→ **Task requirements**:
Check each line below for the word "Lowest", and copy those that have it.

→ **Excerpted records**:
----------
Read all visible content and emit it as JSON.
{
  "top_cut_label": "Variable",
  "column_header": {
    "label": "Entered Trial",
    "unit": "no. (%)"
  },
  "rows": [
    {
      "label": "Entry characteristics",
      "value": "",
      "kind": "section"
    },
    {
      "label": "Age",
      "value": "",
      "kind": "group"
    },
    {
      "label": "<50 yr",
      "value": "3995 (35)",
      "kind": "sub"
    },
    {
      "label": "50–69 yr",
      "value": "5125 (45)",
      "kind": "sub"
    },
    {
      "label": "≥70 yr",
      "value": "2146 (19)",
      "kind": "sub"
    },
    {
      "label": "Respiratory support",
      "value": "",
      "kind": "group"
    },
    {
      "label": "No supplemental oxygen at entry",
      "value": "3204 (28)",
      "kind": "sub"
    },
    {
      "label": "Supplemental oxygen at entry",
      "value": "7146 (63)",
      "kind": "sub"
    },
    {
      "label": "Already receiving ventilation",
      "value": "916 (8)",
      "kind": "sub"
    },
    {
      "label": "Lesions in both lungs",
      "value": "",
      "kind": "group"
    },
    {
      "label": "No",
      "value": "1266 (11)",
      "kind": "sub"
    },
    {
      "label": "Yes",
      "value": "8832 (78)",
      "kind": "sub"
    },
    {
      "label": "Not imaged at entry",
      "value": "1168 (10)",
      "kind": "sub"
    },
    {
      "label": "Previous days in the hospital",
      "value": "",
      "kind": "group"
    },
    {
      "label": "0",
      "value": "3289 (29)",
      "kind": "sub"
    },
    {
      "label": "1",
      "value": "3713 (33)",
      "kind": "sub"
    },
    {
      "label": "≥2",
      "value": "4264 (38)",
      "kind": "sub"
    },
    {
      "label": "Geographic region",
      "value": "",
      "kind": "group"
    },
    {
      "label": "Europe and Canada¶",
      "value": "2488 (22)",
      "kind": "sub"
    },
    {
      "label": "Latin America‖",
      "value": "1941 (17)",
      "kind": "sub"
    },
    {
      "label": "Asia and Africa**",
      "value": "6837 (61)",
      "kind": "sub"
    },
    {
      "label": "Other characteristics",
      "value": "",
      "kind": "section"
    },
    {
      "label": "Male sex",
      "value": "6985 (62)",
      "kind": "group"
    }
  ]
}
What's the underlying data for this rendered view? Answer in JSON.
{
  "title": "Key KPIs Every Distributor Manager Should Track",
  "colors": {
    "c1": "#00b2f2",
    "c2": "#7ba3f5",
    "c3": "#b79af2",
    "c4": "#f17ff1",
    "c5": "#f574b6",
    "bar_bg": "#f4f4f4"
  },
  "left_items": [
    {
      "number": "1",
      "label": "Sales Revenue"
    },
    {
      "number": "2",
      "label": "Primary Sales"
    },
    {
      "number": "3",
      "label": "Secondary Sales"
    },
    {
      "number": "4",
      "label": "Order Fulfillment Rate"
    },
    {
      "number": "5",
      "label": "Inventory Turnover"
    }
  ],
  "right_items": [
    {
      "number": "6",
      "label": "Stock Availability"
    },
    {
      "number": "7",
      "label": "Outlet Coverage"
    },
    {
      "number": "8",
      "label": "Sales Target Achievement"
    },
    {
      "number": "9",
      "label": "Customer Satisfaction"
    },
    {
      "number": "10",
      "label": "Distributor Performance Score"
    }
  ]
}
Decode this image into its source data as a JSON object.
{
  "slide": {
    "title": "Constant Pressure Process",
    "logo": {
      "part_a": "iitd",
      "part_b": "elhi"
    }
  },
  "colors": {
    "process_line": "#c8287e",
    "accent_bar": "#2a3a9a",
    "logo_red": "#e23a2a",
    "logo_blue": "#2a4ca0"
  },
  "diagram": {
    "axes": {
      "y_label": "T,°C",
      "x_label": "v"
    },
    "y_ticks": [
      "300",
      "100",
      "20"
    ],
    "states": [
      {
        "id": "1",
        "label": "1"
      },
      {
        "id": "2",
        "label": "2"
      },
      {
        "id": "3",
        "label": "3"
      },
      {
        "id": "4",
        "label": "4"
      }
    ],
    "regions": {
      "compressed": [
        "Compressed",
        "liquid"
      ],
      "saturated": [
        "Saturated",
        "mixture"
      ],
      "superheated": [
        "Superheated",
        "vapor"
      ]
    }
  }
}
----------
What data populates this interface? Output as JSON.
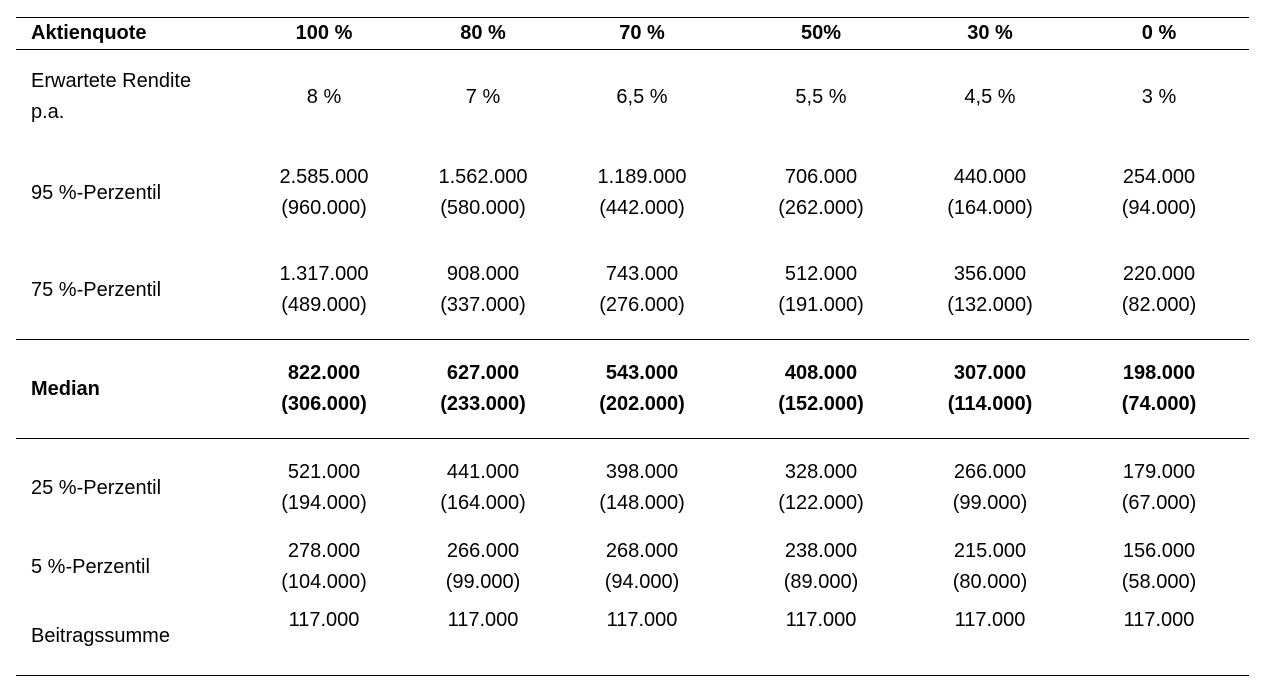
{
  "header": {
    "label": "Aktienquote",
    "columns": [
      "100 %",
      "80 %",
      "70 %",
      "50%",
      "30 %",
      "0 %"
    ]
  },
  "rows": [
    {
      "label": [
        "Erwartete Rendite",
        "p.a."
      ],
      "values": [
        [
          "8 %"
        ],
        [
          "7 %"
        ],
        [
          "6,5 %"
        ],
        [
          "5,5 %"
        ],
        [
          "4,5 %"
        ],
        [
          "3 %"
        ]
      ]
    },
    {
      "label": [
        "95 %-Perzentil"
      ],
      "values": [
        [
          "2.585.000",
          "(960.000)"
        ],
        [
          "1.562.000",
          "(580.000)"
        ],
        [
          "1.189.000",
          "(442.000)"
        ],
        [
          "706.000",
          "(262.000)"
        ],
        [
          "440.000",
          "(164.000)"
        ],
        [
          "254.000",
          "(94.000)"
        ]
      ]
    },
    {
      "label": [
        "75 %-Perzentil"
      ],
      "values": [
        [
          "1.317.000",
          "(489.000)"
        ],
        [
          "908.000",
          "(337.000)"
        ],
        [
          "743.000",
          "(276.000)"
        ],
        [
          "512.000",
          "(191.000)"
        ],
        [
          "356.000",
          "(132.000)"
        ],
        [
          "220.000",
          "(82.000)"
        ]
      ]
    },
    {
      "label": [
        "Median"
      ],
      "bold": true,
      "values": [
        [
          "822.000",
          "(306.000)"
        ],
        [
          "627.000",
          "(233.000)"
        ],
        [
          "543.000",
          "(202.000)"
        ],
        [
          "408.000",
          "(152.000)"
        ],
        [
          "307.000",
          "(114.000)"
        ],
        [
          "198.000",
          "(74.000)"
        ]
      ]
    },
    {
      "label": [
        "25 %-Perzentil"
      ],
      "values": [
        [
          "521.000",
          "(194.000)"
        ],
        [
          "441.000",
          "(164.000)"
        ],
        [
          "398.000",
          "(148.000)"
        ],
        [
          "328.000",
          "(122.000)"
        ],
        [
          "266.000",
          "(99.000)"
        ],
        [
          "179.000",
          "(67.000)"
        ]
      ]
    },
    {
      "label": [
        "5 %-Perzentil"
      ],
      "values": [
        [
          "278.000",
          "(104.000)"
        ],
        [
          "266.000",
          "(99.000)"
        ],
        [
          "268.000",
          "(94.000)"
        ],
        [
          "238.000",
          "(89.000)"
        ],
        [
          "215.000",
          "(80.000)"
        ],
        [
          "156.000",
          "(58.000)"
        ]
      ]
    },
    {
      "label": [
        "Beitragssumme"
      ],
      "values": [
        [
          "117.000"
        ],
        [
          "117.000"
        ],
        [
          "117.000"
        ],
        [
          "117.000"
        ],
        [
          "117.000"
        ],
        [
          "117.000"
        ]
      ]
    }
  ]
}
----------
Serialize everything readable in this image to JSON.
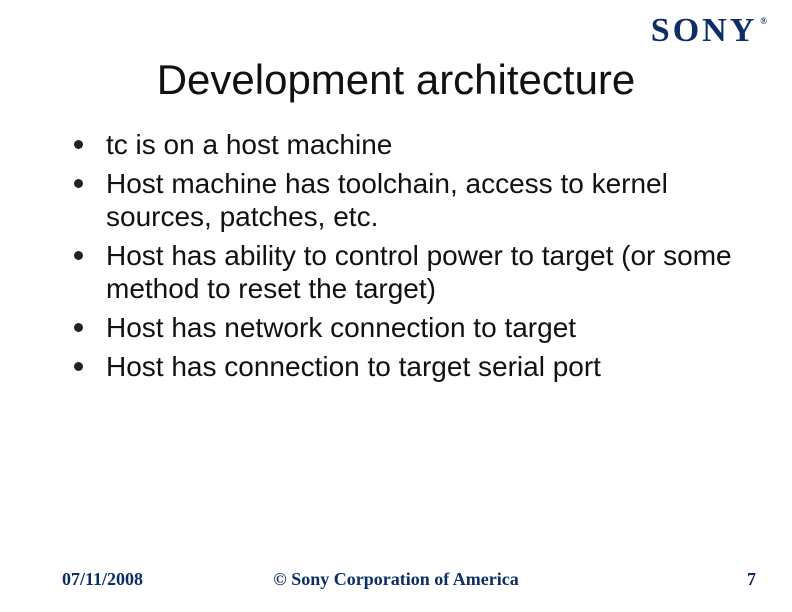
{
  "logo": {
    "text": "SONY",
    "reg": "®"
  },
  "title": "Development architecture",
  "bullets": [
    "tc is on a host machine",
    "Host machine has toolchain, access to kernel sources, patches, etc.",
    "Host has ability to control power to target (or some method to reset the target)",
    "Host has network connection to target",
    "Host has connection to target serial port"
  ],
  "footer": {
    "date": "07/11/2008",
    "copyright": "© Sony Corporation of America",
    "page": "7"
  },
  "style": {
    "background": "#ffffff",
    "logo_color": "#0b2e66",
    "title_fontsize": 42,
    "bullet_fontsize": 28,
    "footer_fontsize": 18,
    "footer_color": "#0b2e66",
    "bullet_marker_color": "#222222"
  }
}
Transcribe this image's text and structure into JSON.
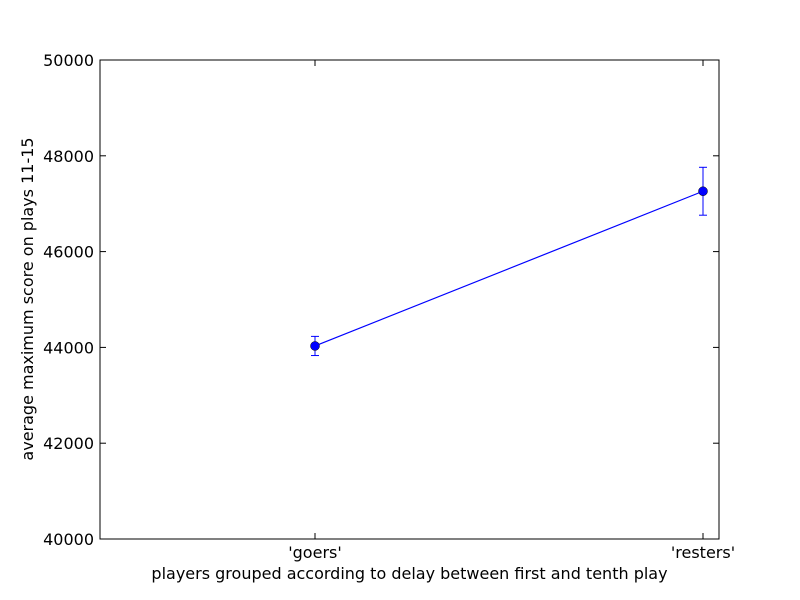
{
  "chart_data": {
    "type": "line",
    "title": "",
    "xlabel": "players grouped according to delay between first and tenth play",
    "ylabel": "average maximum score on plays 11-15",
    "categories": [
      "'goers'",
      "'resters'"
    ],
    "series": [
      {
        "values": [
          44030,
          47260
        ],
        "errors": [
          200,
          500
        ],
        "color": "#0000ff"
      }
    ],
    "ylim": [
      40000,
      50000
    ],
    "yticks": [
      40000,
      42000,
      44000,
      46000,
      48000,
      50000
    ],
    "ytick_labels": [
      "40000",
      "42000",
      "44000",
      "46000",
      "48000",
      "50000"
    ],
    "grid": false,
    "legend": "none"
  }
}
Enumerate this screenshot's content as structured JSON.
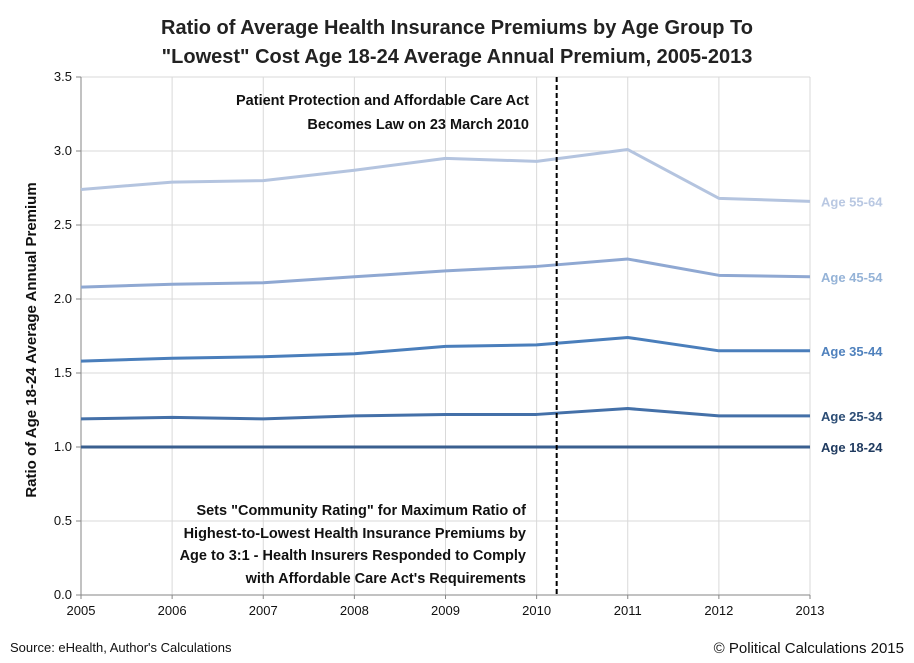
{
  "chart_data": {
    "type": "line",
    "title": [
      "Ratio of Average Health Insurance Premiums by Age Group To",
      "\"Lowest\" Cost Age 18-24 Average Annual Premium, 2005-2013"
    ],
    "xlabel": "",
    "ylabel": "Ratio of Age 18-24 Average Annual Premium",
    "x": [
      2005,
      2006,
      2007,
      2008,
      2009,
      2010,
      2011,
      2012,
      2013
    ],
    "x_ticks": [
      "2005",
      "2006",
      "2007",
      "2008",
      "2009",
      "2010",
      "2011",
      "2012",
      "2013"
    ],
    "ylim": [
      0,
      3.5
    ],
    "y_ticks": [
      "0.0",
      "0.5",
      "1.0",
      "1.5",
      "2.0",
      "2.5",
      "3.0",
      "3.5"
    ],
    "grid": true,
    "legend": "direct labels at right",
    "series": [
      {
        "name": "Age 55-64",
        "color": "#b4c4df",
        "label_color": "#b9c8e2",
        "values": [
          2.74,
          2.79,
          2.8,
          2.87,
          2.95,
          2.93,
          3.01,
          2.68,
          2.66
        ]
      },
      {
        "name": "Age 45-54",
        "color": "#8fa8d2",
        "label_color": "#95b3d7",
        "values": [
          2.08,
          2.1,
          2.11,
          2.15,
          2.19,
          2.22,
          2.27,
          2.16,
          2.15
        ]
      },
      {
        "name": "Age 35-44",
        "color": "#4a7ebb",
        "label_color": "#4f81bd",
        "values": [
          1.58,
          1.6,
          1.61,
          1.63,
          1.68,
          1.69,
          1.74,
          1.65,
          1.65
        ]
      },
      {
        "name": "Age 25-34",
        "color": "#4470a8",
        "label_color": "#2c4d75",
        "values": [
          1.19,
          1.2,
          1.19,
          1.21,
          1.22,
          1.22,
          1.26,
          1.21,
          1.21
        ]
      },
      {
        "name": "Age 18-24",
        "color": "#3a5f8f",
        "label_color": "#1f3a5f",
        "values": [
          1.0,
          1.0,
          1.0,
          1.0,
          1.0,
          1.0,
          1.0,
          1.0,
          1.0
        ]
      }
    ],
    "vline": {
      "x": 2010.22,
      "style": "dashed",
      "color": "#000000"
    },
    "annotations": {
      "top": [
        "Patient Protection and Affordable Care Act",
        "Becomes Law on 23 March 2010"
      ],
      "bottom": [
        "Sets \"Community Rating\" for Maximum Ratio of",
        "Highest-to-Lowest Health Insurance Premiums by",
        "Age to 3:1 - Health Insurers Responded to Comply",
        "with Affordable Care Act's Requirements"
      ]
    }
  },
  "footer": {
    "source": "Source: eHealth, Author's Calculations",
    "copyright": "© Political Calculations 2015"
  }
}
----------
→ **Final result**:
      "\"Lowest\" Cost Age 18-24 Average Annual Premium, 2005-2013"
        "Highest-to-Lowest Health Insurance Premiums by",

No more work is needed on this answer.